Continue the plot summary about the murder in Platform Ever Forward, starting right after its final sentence.
— Begin Passage —
In Platform Ever Forward, a district of the City, the first murder in 500 years has occurred. An autopsy and an analysis of the suspect's stomach contents show that the victim, Stevn of the Glacier, was eaten. Sojourner "Jo" Mullein and Peace Accountant Syzn discuss the murder with the Council, consisting of the Nah Marth, the @At @Blaze-of-Glory, and the keh-Topli Averrup. They believe that the keh-Topli suspect, Meile Thorn, was under the influence of Switchoff, a drug that nullifies the Emotion Exploit. After the council meeting concludes, Jo goes to see Meile. Upon entering Meile's jail cell, Jo discovers that Meile has just been killed, and the Nah perpetrator flees the cell. Sojourner pursues the Nah, but fails to capture her.

Jo goes to Marth's home to ask him for contact information so she can speak to Stevn's family. During their meeting, Marth makes multiple romantic gestures and reveals that he and Council members in the past have taken Switchoff.

The next day, Syzn messages Jo asking her to quell an unapproved protest of over a hundred thousand people in Platform Forget Not. The protest consists of Switchoff users, who want the Exploit abolished, and counter-protestors who want Switchoff banned and the Emotion Exploit to be kept active. Jo calms down the protestors by promising to give the Council the Switchoff users' viewpoints, but Marth orders firing on the protestors in order to "keep the peace". Jo uses her powers to shield the unarmed protestors, minimizing fatalities, and chastises the Peace Division officers for their attack.

After the protest, An, Stevn's wife, signals Jo. She reveals that she organized the protest, believing her husband wouldn't have died if the keh-Topli who ate him had the opportunity to learn to regulate her emotions so Meile could have learned to control her desire safely. They demand that Jo presents their demand to the Council or the protests will continue even with the threat of being killed by the Peace Department.
— End Passage —
— Begin Record excerpts —
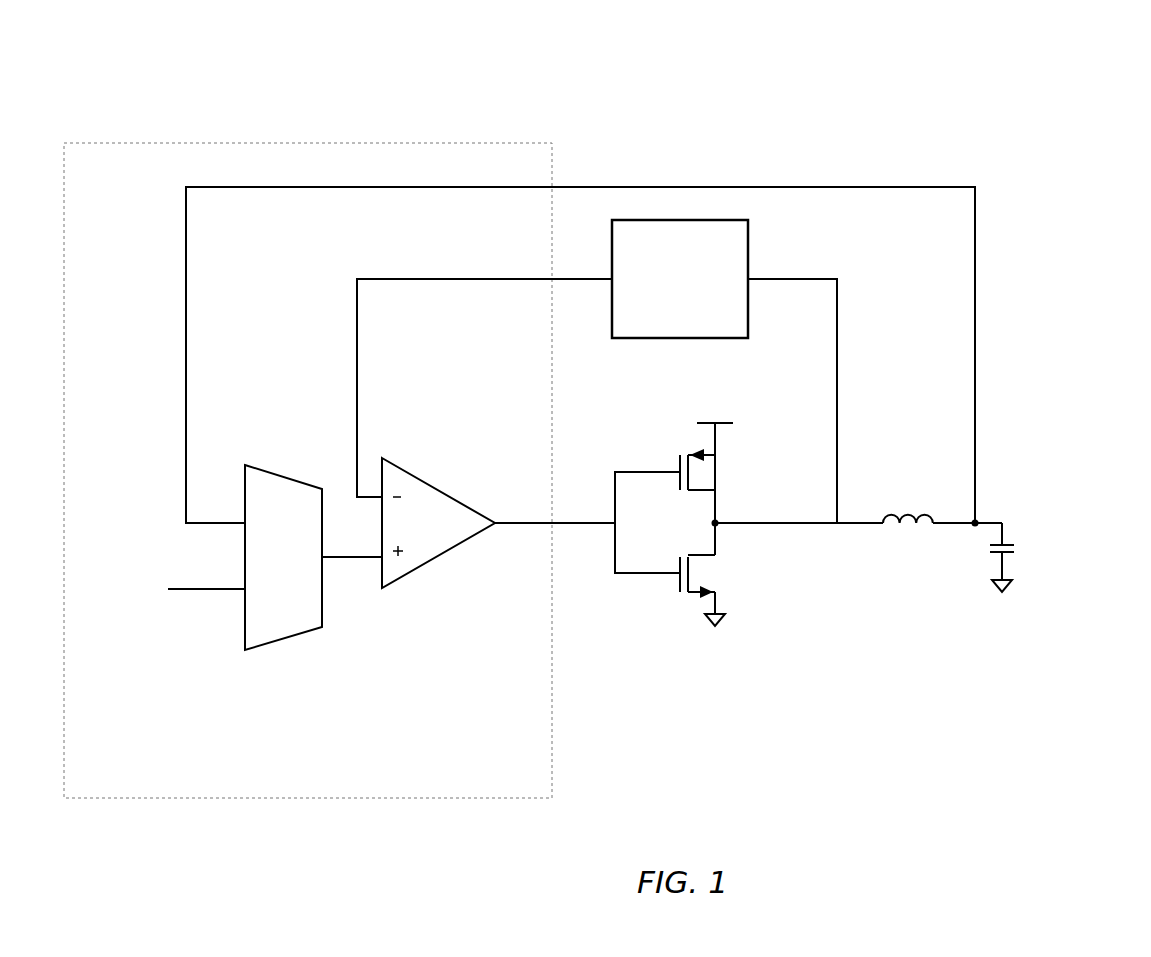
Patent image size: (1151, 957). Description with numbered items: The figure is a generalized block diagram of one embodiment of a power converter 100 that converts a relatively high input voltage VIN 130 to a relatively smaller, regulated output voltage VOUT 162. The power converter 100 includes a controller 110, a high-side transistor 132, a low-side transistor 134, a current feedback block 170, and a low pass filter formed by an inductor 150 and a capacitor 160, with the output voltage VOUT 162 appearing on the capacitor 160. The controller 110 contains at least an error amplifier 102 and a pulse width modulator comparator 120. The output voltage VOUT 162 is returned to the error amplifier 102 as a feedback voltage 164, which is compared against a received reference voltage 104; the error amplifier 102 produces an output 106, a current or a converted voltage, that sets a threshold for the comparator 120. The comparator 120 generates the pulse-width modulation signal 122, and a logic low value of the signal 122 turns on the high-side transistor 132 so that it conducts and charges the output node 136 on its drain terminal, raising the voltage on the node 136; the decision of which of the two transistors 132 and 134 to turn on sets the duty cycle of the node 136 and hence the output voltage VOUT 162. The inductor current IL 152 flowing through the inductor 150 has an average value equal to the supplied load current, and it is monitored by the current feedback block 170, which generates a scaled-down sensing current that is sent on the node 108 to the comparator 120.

The power converter 100 is at (1028, 76).
The error amplifier 102 is at (283, 557).
The reference voltage 104 is at (219, 589).
The output current 106 is at (364, 557).
The node 108 is at (490, 279).
The controller 110 is at (308, 470).
The PWM comparator 120 is at (402, 470).
The PWM signal 122 is at (597, 523).
The input voltage 130 is at (717, 426).
The high-side transistor 132 is at (692, 472).
The low-side transistor 134 is at (717, 552).
The output node 136 is at (813, 523).
The inductor 150 is at (890, 514).
The inductor current 152 is at (912, 540).
The capacitor 160 is at (996, 556).
The output voltage 162 is at (995, 522).
The feedback voltage 164 is at (206, 523).
The current feedback block 170 is at (680, 279).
— End Record excerpts —
_Response_:
The next day, Jo brings the protestors' concerns to the Council, who, believing that the Switchoff epidemic is out of control and knowing that murder and civil unrest have occurred the previous twelve times citizens called for an end of the Exploit, has turned their focus from preventing additional murders to preventing dissolution of the City at any cost. Jo swears that as long as she is around, she will protect the City from the violence of the Council.

A week later, the Council formally apologizes for their deadly use of force and sets a date for a referendum on the Exploit. Jo searches through information about purchasing Switchoff, but the drug is purchased from throwaway companies using untraceable cryptocurrencies. Canhaz, Jo's assistant, mentions that she and many other @At have spent years mining cryptocurrency when times were rough. This leads Jo to remember her life on Earth where she joined the army and then the police force in an attempt to make the world a fairer place. A Guardian praised Jo for her commitment to justice and reporting her partner for police brutality before her firing, and offered her a position as a Green Lantern.

Jo meets with An again, who knows that the Council will likely ignore the demands of the people but the protestors will fight for change anyway. The discussion reignites Jo's concerns that she is being used by the Council to uphold the status quo instead of protecting the City's people. Jo gets a call from Averrup, who believes that Meile was not acting out of her own volition when she ate Stevn, as she was a strict vegetarian and much of Stevn's body remained.

Three days later, Marth comes to Jo's apartment to apologize for his order and to reveal that he will resign from his position after the referendum. He also tells her that he takes Switchoff to reflect on the decisions he makes as a Councilor under the Exploit. The two talk further discuss Marth's experiences with Switchoff, then make out and have intercourse.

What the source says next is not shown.